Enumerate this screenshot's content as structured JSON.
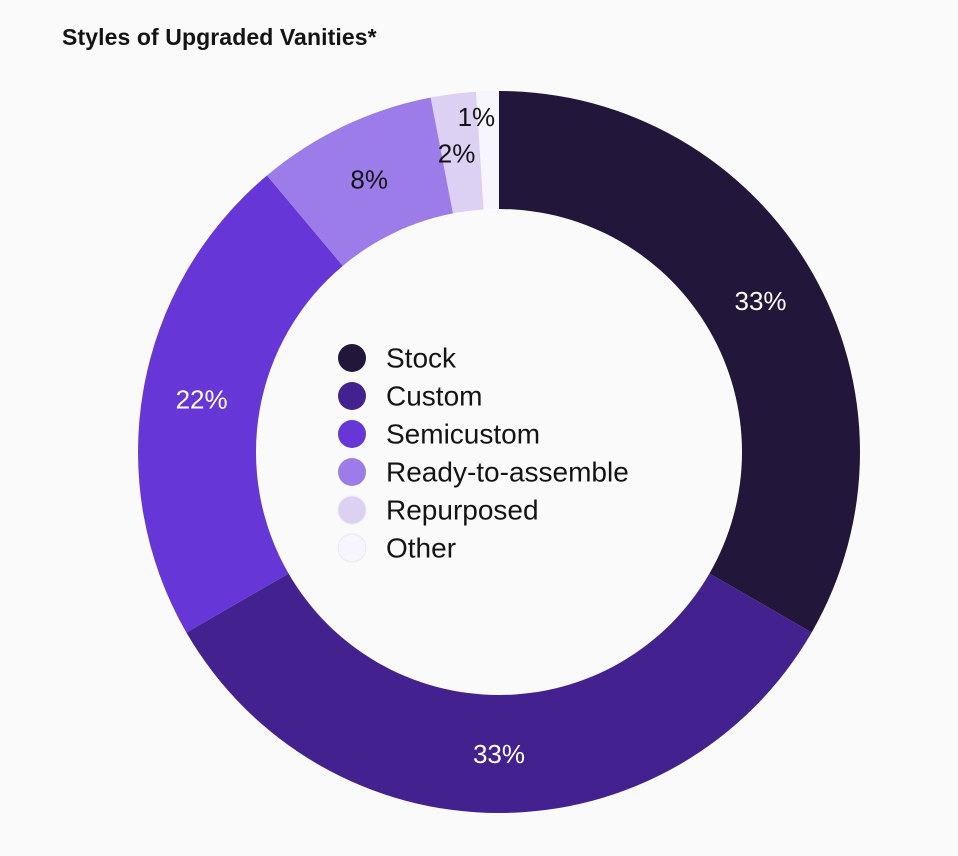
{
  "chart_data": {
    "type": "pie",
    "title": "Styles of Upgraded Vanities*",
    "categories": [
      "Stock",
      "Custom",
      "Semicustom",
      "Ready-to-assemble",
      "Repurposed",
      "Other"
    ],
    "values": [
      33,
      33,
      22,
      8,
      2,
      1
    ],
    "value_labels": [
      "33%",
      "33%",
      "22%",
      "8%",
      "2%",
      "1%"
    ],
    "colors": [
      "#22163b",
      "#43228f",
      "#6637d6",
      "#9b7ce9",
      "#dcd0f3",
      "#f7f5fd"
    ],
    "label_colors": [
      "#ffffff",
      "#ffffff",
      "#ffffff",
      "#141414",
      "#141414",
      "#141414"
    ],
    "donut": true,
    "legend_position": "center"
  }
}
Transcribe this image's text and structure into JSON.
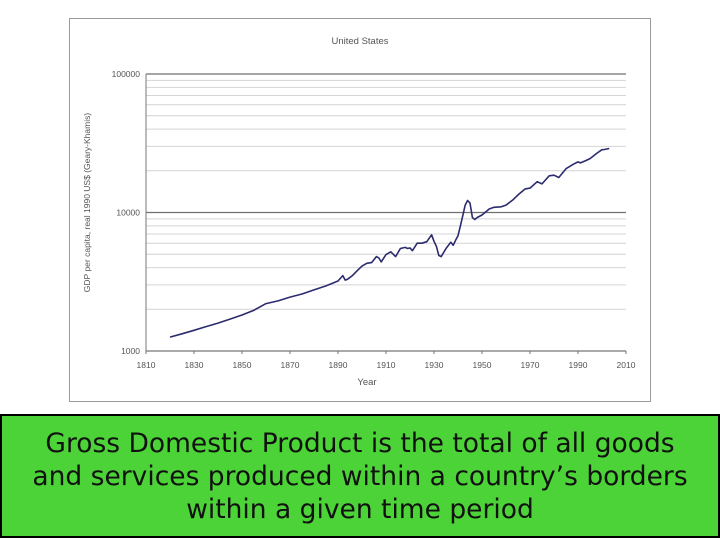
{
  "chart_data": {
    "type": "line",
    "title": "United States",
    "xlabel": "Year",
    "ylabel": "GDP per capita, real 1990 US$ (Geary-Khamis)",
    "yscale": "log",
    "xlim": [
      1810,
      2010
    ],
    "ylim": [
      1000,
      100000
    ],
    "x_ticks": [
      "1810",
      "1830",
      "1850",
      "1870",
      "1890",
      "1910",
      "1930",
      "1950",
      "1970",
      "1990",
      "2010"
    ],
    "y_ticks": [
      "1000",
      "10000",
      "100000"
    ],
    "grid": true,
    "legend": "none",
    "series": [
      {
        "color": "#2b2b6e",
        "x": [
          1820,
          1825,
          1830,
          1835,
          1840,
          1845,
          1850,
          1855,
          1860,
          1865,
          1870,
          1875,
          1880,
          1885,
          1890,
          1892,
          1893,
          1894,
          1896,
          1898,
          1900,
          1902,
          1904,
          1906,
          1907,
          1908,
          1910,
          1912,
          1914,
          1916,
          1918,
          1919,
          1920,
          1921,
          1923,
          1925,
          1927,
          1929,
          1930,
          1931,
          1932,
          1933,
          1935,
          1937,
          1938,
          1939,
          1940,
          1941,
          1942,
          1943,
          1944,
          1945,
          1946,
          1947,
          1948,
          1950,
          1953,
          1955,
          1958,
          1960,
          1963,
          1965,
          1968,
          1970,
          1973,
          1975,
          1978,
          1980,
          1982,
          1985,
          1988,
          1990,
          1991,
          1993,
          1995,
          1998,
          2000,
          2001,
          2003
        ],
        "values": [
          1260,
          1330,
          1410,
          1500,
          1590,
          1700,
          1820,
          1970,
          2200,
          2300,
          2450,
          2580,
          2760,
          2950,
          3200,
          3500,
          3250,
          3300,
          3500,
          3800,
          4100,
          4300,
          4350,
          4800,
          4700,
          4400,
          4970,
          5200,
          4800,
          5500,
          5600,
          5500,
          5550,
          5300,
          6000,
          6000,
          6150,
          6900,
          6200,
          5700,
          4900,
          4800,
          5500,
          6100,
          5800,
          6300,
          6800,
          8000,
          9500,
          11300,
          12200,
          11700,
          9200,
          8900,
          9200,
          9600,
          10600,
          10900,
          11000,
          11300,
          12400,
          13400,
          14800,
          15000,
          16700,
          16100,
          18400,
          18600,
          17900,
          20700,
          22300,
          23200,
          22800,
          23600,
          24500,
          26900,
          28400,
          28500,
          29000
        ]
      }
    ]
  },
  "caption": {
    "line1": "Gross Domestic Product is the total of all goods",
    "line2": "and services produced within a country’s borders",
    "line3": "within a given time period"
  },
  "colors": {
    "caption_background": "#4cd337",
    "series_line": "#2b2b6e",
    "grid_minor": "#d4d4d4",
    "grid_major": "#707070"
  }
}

☆ ☆ ☆ ☆ ☆

Problem to solve – Write the full listing out again with every line unchanged, but include no pictures.

Answer to the task –
Enumerate this screenshot's content as structured JSON.
{
  "chart_data": {
    "type": "pie",
    "title": "Styles of Upgraded Vanities*",
    "categories": [
      "Stock",
      "Custom",
      "Semicustom",
      "Ready-to-assemble",
      "Repurposed",
      "Other"
    ],
    "values": [
      33,
      33,
      22,
      8,
      2,
      1
    ],
    "value_labels": [
      "33%",
      "33%",
      "22%",
      "8%",
      "2%",
      "1%"
    ],
    "colors": [
      "#22163b",
      "#43228f",
      "#6637d6",
      "#9b7ce9",
      "#dcd0f3",
      "#f7f5fd"
    ],
    "label_colors": [
      "#ffffff",
      "#ffffff",
      "#ffffff",
      "#141414",
      "#141414",
      "#141414"
    ],
    "donut": true,
    "legend_position": "center"
  }
}
Transcribe this image's text and structure into JSON.
{
  "chart_data": {
    "type": "line",
    "title": "United States",
    "xlabel": "Year",
    "ylabel": "GDP per capita, real 1990 US$ (Geary-Khamis)",
    "yscale": "log",
    "xlim": [
      1810,
      2010
    ],
    "ylim": [
      1000,
      100000
    ],
    "x_ticks": [
      "1810",
      "1830",
      "1850",
      "1870",
      "1890",
      "1910",
      "1930",
      "1950",
      "1970",
      "1990",
      "2010"
    ],
    "y_ticks": [
      "1000",
      "10000",
      "100000"
    ],
    "grid": true,
    "legend": "none",
    "series": [
      {
        "color": "#2b2b6e",
        "x": [
          1820,
          1825,
          1830,
          1835,
          1840,
          1845,
          1850,
          1855,
          1860,
          1865,
          1870,
          1875,
          1880,
          1885,
          1890,
          1892,
          1893,
          1894,
          1896,
          1898,
          1900,
          1902,
          1904,
          1906,
          1907,
          1908,
          1910,
          1912,
          1914,
          1916,
          1918,
          1919,
          1920,
          1921,
          1923,
          1925,
          1927,
          1929,
          1930,
          1931,
          1932,
          1933,
          1935,
          1937,
          1938,
          1939,
          1940,
          1941,
          1942,
          1943,
          1944,
          1945,
          1946,
          1947,
          1948,
          1950,
          1953,
          1955,
          1958,
          1960,
          1963,
          1965,
          1968,
          1970,
          1973,
          1975,
          1978,
          1980,
          1982,
          1985,
          1988,
          1990,
          1991,
          1993,
          1995,
          1998,
          2000,
          2001,
          2003
        ],
        "values": [
          1260,
          1330,
          1410,
          1500,
          1590,
          1700,
          1820,
          1970,
          2200,
          2300,
          2450,
          2580,
          2760,
          2950,
          3200,
          3500,
          3250,
          3300,
          3500,
          3800,
          4100,
          4300,
          4350,
          4800,
          4700,
          4400,
          4970,
          5200,
          4800,
          5500,
          5600,
          5500,
          5550,
          5300,
          6000,
          6000,
          6150,
          6900,
          6200,
          5700,
          4900,
          4800,
          5500,
          6100,
          5800,
          6300,
          6800,
          8000,
          9500,
          11300,
          12200,
          11700,
          9200,
          8900,
          9200,
          9600,
          10600,
          10900,
          11000,
          11300,
          12400,
          13400,
          14800,
          15000,
          16700,
          16100,
          18400,
          18600,
          17900,
          20700,
          22300,
          23200,
          22800,
          23600,
          24500,
          26900,
          28400,
          28500,
          29000
        ]
      }
    ]
  },
  "caption": {
    "line1": "Gross Domestic Product is the total of all goods",
    "line2": "and services produced within a country’s borders",
    "line3": "within a given time period"
  },
  "colors": {
    "caption_background": "#4cd337",
    "series_line": "#2b2b6e",
    "grid_minor": "#d4d4d4",
    "grid_major": "#707070"
  }
}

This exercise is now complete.